■ Consignes ■
- 1) Relevez toutes les personnes désignées par leur nom dans l'extrait sur le pardon.
- 2) Poursuivez l'extrait sur le pardon à partir de sa dernière phrase.

■ Extrait choisi ■
○ ○ ○ ○ ○ ○ ○

Bien sûr, je n’ai pas pardonné à Shavod tout de suite. Il m’a fallu du temps. Les choses ont évolué en quatorze ans. J’y pense presque tous les jours. Mais je puis affirmer ceci : jamais je n’ai regretté de lui avoir pardonné.
Patti Anne pense de même :
J’ai eu du mal, beaucoup de mal à vraiment pardonner au jeune garçon qui a tiré sur Steven. Pourquoi a-t-il fait cela ? J’aimerais, encore à ce jour, savoir pourquoi. Pourquoi mon fils doit-il grandir sans vivre les mêmes expériences que les autres enfants avec leur papa ? Cette question nous fait encore souffrir. Mais je sais depuis longtemps que si je voulais que notre couple survive à cette épreuve, il fallait que je renonce à ma colère. Sans cela, nous n’aurions pas pu continuer, tous les deux. Parce que quand un tel sentiment couve sourdement en vous, il commence par vous détruire vous-même puis il détruit tout ce qui vous entoure.
Aujourd’hui, Steven est un intervenant très populaire dans les écoles de New York et de sa banlieue. Il raconte son histoire devant un auditoire captivé puis engage le dialogue sur les questions d’ordre plus général que son accident soulève. Pour Steven, le cycle de la violence qui empoisonne de nos jours tant de vies – dont beaucoup de jeunes vies, comme celle de Shavod – ne peut être brisé que si l’on fait tomber les murs qui séparent les gens, murs desquels naît la peur de l’autre. Et pour ce faire, les meilleurs outils sont l’amour, le respect et le pardon. Voici ce qu’il dit au cours d’une de ses nombreuses interventions devant des élèves :
Comment pardonner, et pourquoi ? Je ne peux vous répondre. C’est probablement la chose la plus difficile que vous tenterez dans votre vie. Tout ce dont je peux parler, c’est ce que j’ai vu et vécu moi-même : une fois que vous arrivez à dépasser les torts qu’on vous a faits, tout change. Vos relations avec les autres changent, votre état d’esprit, votre tempérament, votre conception de la vie tout entière changent. Ce dépassement vous donnera une vie meilleure. En outre, vous découvrirez que quand on pardonne, on est toujours gagnant. On n’y perd rien. Parce que ce n’est pas un signe de faiblesse que d’aimer quelqu’un qui vous a fait mal. C’est un signe de force.
Il cite Robert F. Kennedy pour montrer que « parmi les victimes de la violence, il y a des Noirs et il y a des Blancs, il y a des riches et il y a des pauvres, des jeunes et des vieux, célèbres ou anonymes. Ce sont, par-dessus tout, des êtres humains que d’autres êtres humains ont aimés, des personnes dont d’autres avaient besoin. » Et à chaque intervention, Steven trouve le moyen de citer Martin Luther King – un homme dont il tire une inspiration sans limite.

○ ○ ○ ○ ○ ○ ○

■ Données disponibles ■
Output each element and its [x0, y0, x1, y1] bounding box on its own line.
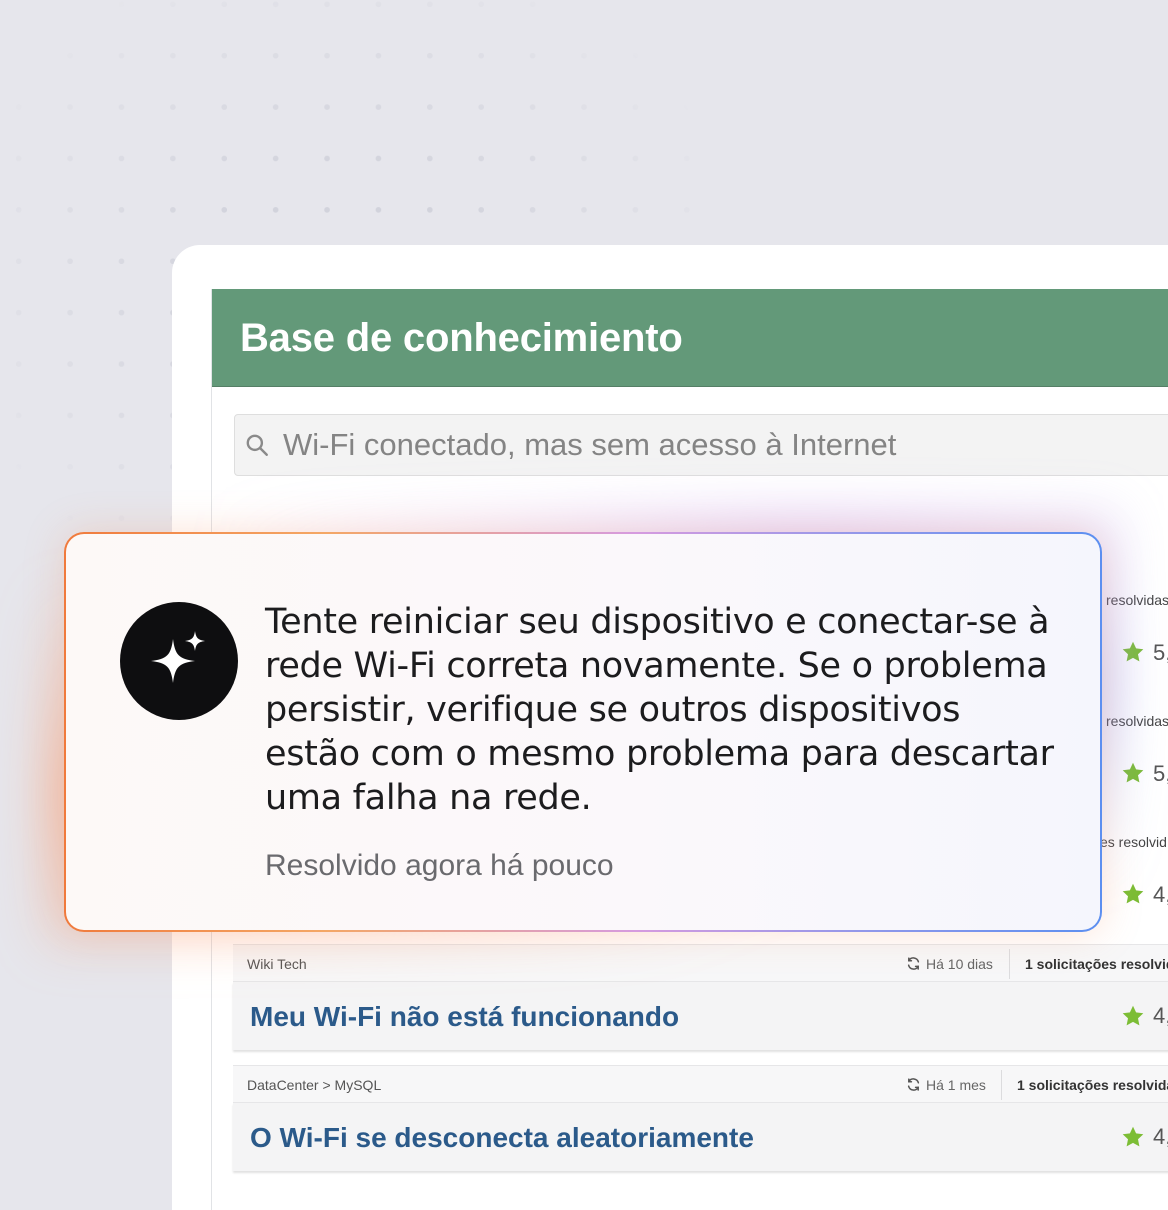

○ ○ ○ ○ ○ ○ ○

■ Réponses données ■
- 1) Shavod, Patti Anne, Steven, Robert F. Kennedy, Martin Luther King

- 2)
Quand j’étais un tout jeune enfant, Luther King s’est rendu dans notre ville, dans l’État de New York. Ma mère alla l’écouter et fut très impressionnée par ce qu’elle avait entendu. J’espère que ses paroles vous inspireront, vous aussi. Luther King disait qu’il y a du bon au fond des pires d’entre nous, et du mauvais au fond des meilleurs, et que quand nous comprendrons cela, nous aimerons et nous pardonnerons mieux. Il disait aussi : « Le pardon n’est pas un acte que l’on pose de temps à autre, c’est un état d’esprit permanent. » En d’autres termes, c’est quelque chose à quoi il faut travailler. De même qu’il faut s’occuper de sa forme physique et mentale, il faut s’occuper de son cœur. Le pardon n’est pas une décision que l’on prend une seule fois. Le pardon doit se vivre – chaque jour.[2]
Si l’histoire de Steven illustre le long combat intérieur qui suit toute décision de pardonner, celle de Saira Sher, une petite fille de neuf ans, nous montre que ce combat ne peut être gagné sans un premier pas déterminant.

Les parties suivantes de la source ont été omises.